== Input for this task ==

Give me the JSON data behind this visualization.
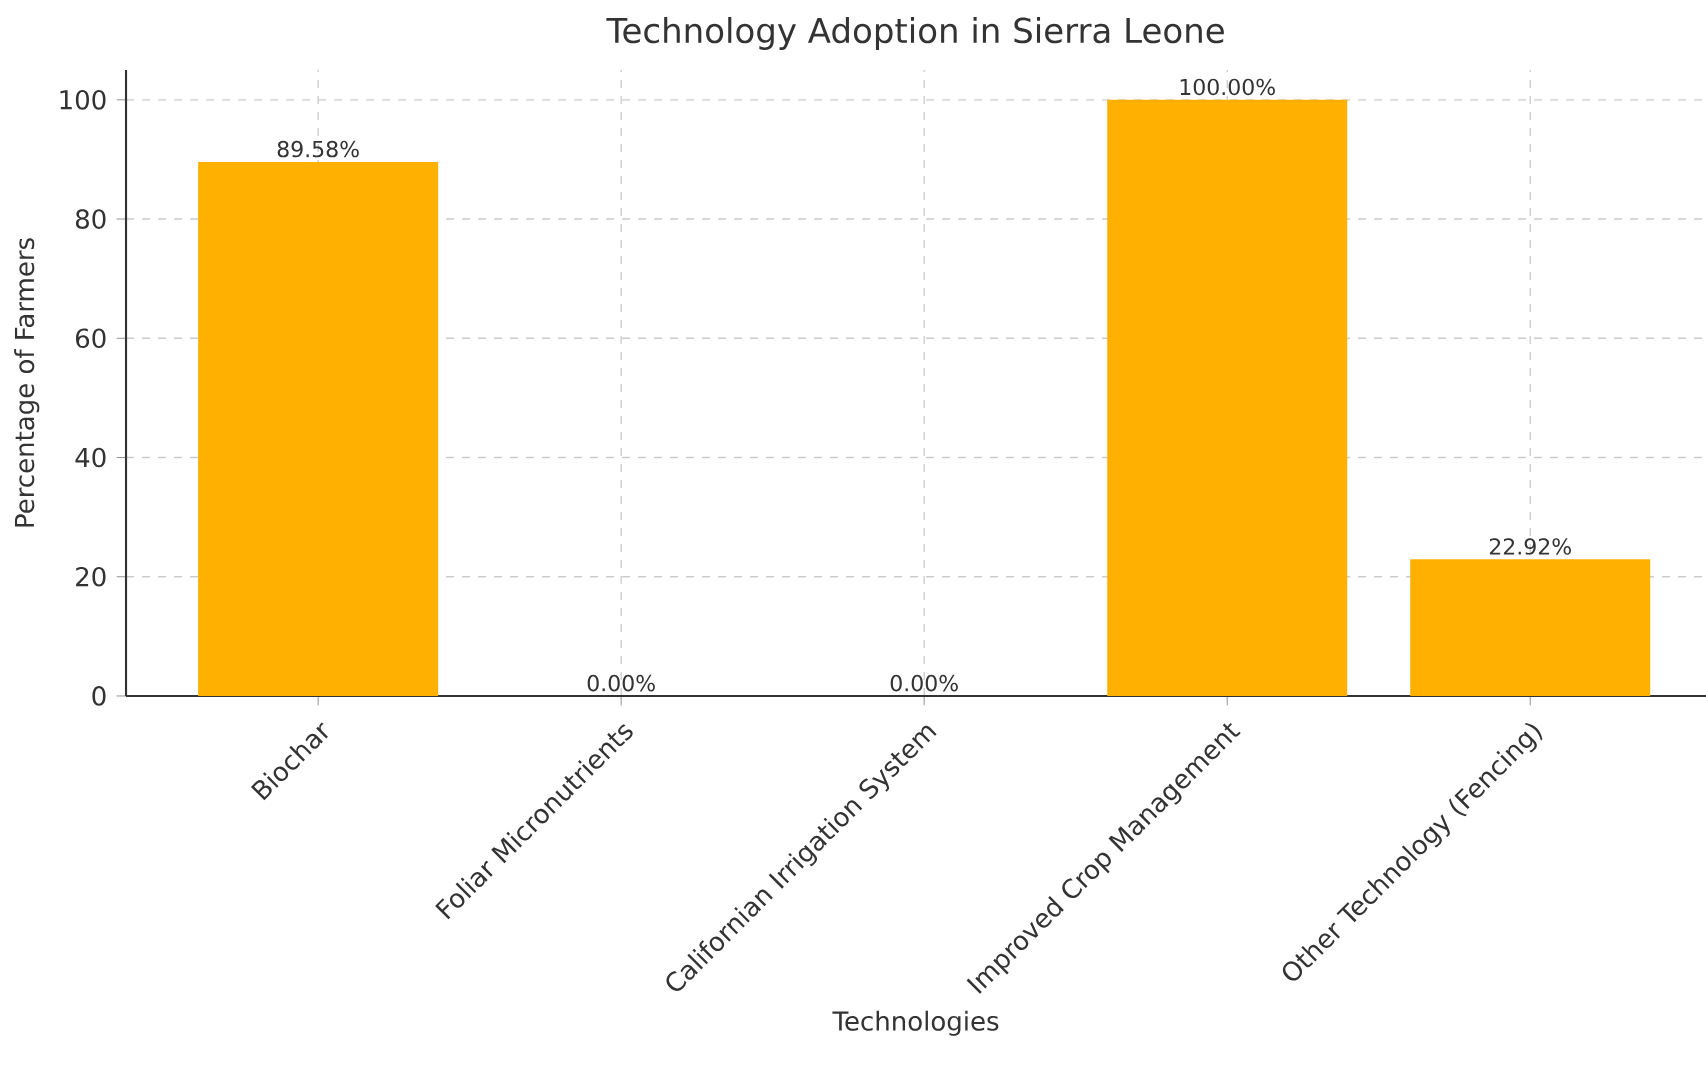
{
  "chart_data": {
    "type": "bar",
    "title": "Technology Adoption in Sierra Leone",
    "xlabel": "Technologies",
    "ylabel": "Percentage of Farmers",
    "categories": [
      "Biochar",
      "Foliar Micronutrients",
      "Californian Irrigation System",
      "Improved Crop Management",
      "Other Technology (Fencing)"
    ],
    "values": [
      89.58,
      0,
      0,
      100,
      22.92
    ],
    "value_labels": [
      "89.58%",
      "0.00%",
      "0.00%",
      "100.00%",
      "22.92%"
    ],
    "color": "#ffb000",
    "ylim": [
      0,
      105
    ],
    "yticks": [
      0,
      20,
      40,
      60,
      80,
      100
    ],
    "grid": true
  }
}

===

Task description: Each record above should come back exactly the same, only without its pictures.

Output below:
Give me the JSON data behind this visualization.
{
  "chart_data": {
    "type": "bar",
    "title": "Technology Adoption in Sierra Leone",
    "xlabel": "Technologies",
    "ylabel": "Percentage of Farmers",
    "categories": [
      "Biochar",
      "Foliar Micronutrients",
      "Californian Irrigation System",
      "Improved Crop Management",
      "Other Technology (Fencing)"
    ],
    "values": [
      89.58,
      0,
      0,
      100,
      22.92
    ],
    "value_labels": [
      "89.58%",
      "0.00%",
      "0.00%",
      "100.00%",
      "22.92%"
    ],
    "color": "#ffb000",
    "ylim": [
      0,
      105
    ],
    "yticks": [
      0,
      20,
      40,
      60,
      80,
      100
    ],
    "grid": true
  }
}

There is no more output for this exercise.